■ GIVEN EXERCISE
Leave out the pictures and copy every record exactly.

Start MATERIALS PROVIDED

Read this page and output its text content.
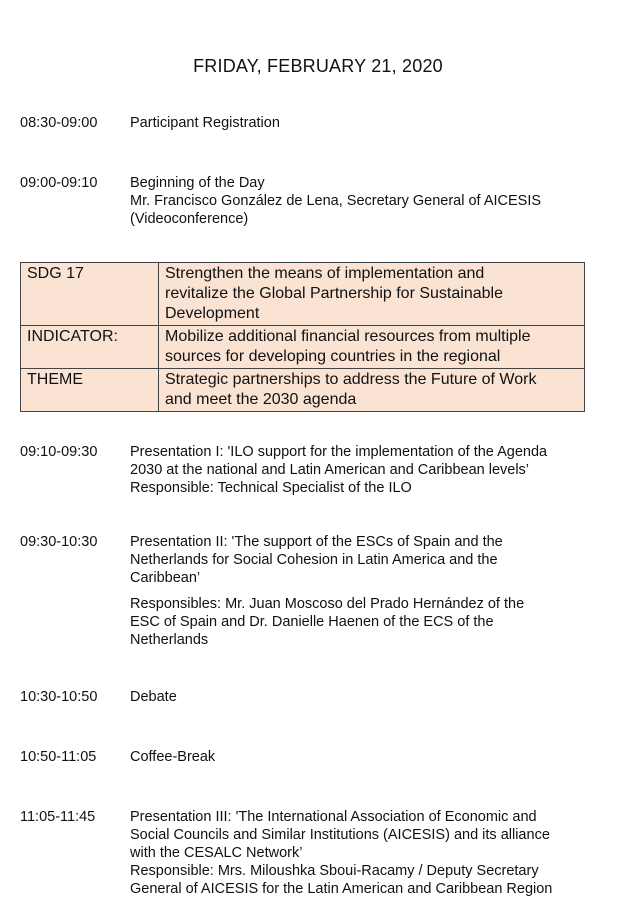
FRIDAY, FEBRUARY 21, 2020
08:30-09:00 Participant Registration
09:00-09:10 Beginning of the Day
Mr. Francisco González de Lena, Secretary General of AICESIS
(Videoconference)
SDG 17	Strengthen the means of implementation and
revitalize the Global Partnership for Sustainable
Development
INDICATOR:	Mobilize additional financial resources from multiple
sources for developing countries in the regional
THEME	Strategic partnerships to address the Future of Work
and meet the 2030 agenda
09:10-09:30 Presentation I: 'ILO support for the implementation of the Agenda
2030 at the national and Latin American and Caribbean levels’
Responsible: Technical Specialist of the ILO
09:30-10:30 Presentation II: 'The support of the ESCs of Spain and the
Netherlands for Social Cohesion in Latin America and the
Caribbean’
Responsibles: Mr. Juan Moscoso del Prado Hernández of the
ESC of Spain and Dr. Danielle Haenen of the ECS of the
Netherlands
10:30-10:50 Debate
10:50-11:05 Coffee-Break
11:05-11:45 Presentation III: 'The International Association of Economic and
Social Councils and Similar Institutions (AICESIS) and its alliance
with the CESALC Network’
Responsible: Mrs. Miloushka Sboui-Racamy / Deputy Secretary
General of AICESIS for the Latin American and Caribbean Region
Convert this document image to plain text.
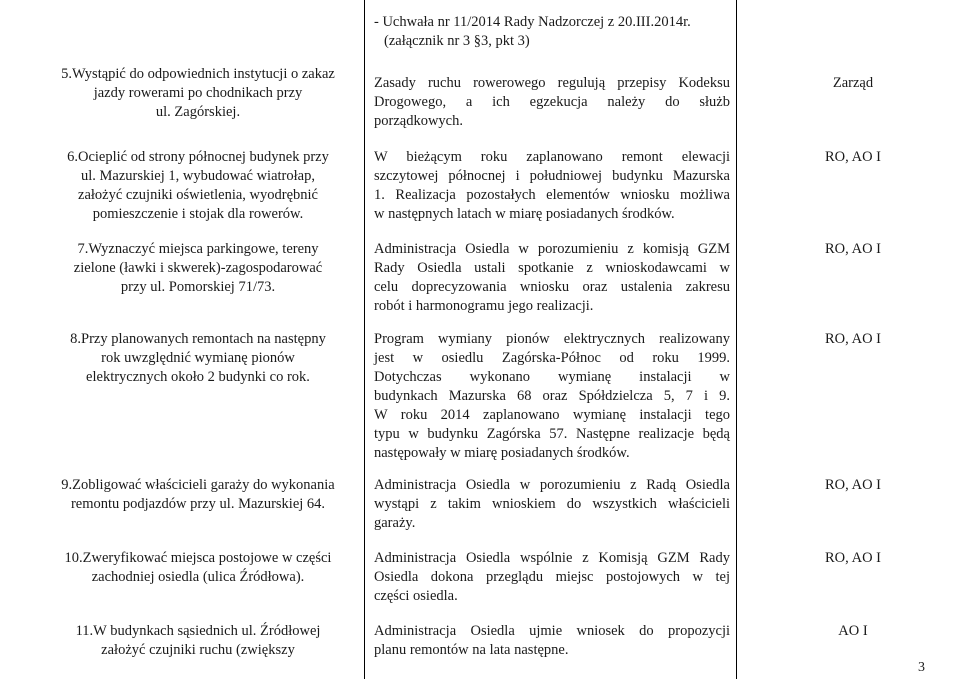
- Uchwała nr 11/2014 Rady Nadzorczej z 20.III.2014r.
(załącznik nr 3 §3, pkt 3)
5.Wystąpić do odpowiednich instytucji o zakaz
jazdy rowerami po chodnikach przy
ul. Zagórskiej.
Zasady ruchu rowerowego regulują przepisy Kodeksu
Drogowego, a ich egzekucja należy do służb
porządkowych.
Zarząd
6.Ocieplić od strony północnej budynek przy
ul. Mazurskiej 1, wybudować wiatrołap,
założyć czujniki oświetlenia, wyodrębnić
pomieszczenie i stojak dla rowerów.
W bieżącym roku zaplanowano remont elewacji
szczytowej północnej i południowej budynku Mazurska
1. Realizacja pozostałych elementów wniosku możliwa
w następnych latach w miarę posiadanych środków.
RO, AO I
7.Wyznaczyć miejsca parkingowe, tereny
zielone (ławki i skwerek)-zagospodarować
przy ul. Pomorskiej 71/73.
Administracja Osiedla w porozumieniu z komisją GZM
Rady Osiedla ustali spotkanie z wnioskodawcami w
celu doprecyzowania wniosku oraz ustalenia zakresu
robót i harmonogramu jego realizacji.
RO, AO I
8.Przy planowanych remontach na następny
rok uwzględnić wymianę pionów
elektrycznych około 2 budynki co rok.
Program wymiany pionów elektrycznych realizowany
jest w osiedlu Zagórska-Północ od roku 1999.
Dotychczas wykonano wymianę instalacji w
budynkach Mazurska 68 oraz Spółdzielcza 5, 7 i 9.
W roku 2014 zaplanowano wymianę instalacji tego
typu w budynku Zagórska 57. Następne realizacje będą
następowały w miarę posiadanych środków.
RO, AO I
9.Zobligować właścicieli garaży do wykonania
remontu podjazdów przy ul. Mazurskiej 64.
Administracja Osiedla w porozumieniu z Radą Osiedla
wystąpi z takim wnioskiem do wszystkich właścicieli
garaży.
RO, AO I
10.Zweryfikować miejsca postojowe w części
zachodniej osiedla (ulica Źródłowa).
Administracja Osiedla wspólnie z Komisją GZM Rady
Osiedla dokona przeglądu miejsc postojowych w tej
części osiedla.
RO, AO I
11.W budynkach sąsiednich ul. Źródłowej
założyć czujniki ruchu (zwiększy
Administracja Osiedla ujmie wniosek do propozycji
planu remontów na lata następne.
AO I
3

End MATERIALS PROVIDED

■ RESULT
Read this page and output its text content.
FRIDAY, FEBRUARY 21, 2020
08:30-09:00 Participant Registration
09:00-09:10 Beginning of the Day
Mr. Francisco González de Lena, Secretary General of AICESIS
(Videoconference)
SDG 17	Strengthen the means of implementation and
revitalize the Global Partnership for Sustainable
Development
INDICATOR:	Mobilize additional financial resources from multiple
sources for developing countries in the regional
THEME	Strategic partnerships to address the Future of Work
and meet the 2030 agenda
09:10-09:30 Presentation I: 'ILO support for the implementation of the Agenda
2030 at the national and Latin American and Caribbean levels’
Responsible: Technical Specialist of the ILO
09:30-10:30 Presentation II: 'The support of the ESCs of Spain and the
Netherlands for Social Cohesion in Latin America and the
Caribbean’
Responsibles: Mr. Juan Moscoso del Prado Hernández of the
ESC of Spain and Dr. Danielle Haenen of the ECS of the
Netherlands
10:30-10:50 Debate
10:50-11:05 Coffee-Break
11:05-11:45 Presentation III: 'The International Association of Economic and
Social Councils and Similar Institutions (AICESIS) and its alliance
with the CESALC Network’
Responsible: Mrs. Miloushka Sboui-Racamy / Deputy Secretary
General of AICESIS for the Latin American and Caribbean Region
Convert this document image to plain text.
- Uchwała nr 11/2014 Rady Nadzorczej z 20.III.2014r.
(załącznik nr 3 §3, pkt 3)
5.Wystąpić do odpowiednich instytucji o zakaz
jazdy rowerami po chodnikach przy
ul. Zagórskiej.
Zasady ruchu rowerowego regulują przepisy Kodeksu
Drogowego, a ich egzekucja należy do służb
porządkowych.
Zarząd
6.Ocieplić od strony północnej budynek przy
ul. Mazurskiej 1, wybudować wiatrołap,
założyć czujniki oświetlenia, wyodrębnić
pomieszczenie i stojak dla rowerów.
W bieżącym roku zaplanowano remont elewacji
szczytowej północnej i południowej budynku Mazurska
1. Realizacja pozostałych elementów wniosku możliwa
w następnych latach w miarę posiadanych środków.
RO, AO I
7.Wyznaczyć miejsca parkingowe, tereny
zielone (ławki i skwerek)-zagospodarować
przy ul. Pomorskiej 71/73.
Administracja Osiedla w porozumieniu z komisją GZM
Rady Osiedla ustali spotkanie z wnioskodawcami w
celu doprecyzowania wniosku oraz ustalenia zakresu
robót i harmonogramu jego realizacji.
RO, AO I
8.Przy planowanych remontach na następny
rok uwzględnić wymianę pionów
elektrycznych około 2 budynki co rok.
Program wymiany pionów elektrycznych realizowany
jest w osiedlu Zagórska-Północ od roku 1999.
Dotychczas wykonano wymianę instalacji w
budynkach Mazurska 68 oraz Spółdzielcza 5, 7 i 9.
W roku 2014 zaplanowano wymianę instalacji tego
typu w budynku Zagórska 57. Następne realizacje będą
następowały w miarę posiadanych środków.
RO, AO I
9.Zobligować właścicieli garaży do wykonania
remontu podjazdów przy ul. Mazurskiej 64.
Administracja Osiedla w porozumieniu z Radą Osiedla
wystąpi z takim wnioskiem do wszystkich właścicieli
garaży.
RO, AO I
10.Zweryfikować miejsca postojowe w części
zachodniej osiedla (ulica Źródłowa).
Administracja Osiedla wspólnie z Komisją GZM Rady
Osiedla dokona przeglądu miejsc postojowych w tej
części osiedla.
RO, AO I
11.W budynkach sąsiednich ul. Źródłowej
założyć czujniki ruchu (zwiększy
Administracja Osiedla ujmie wniosek do propozycji
planu remontów na lata następne.
AO I
3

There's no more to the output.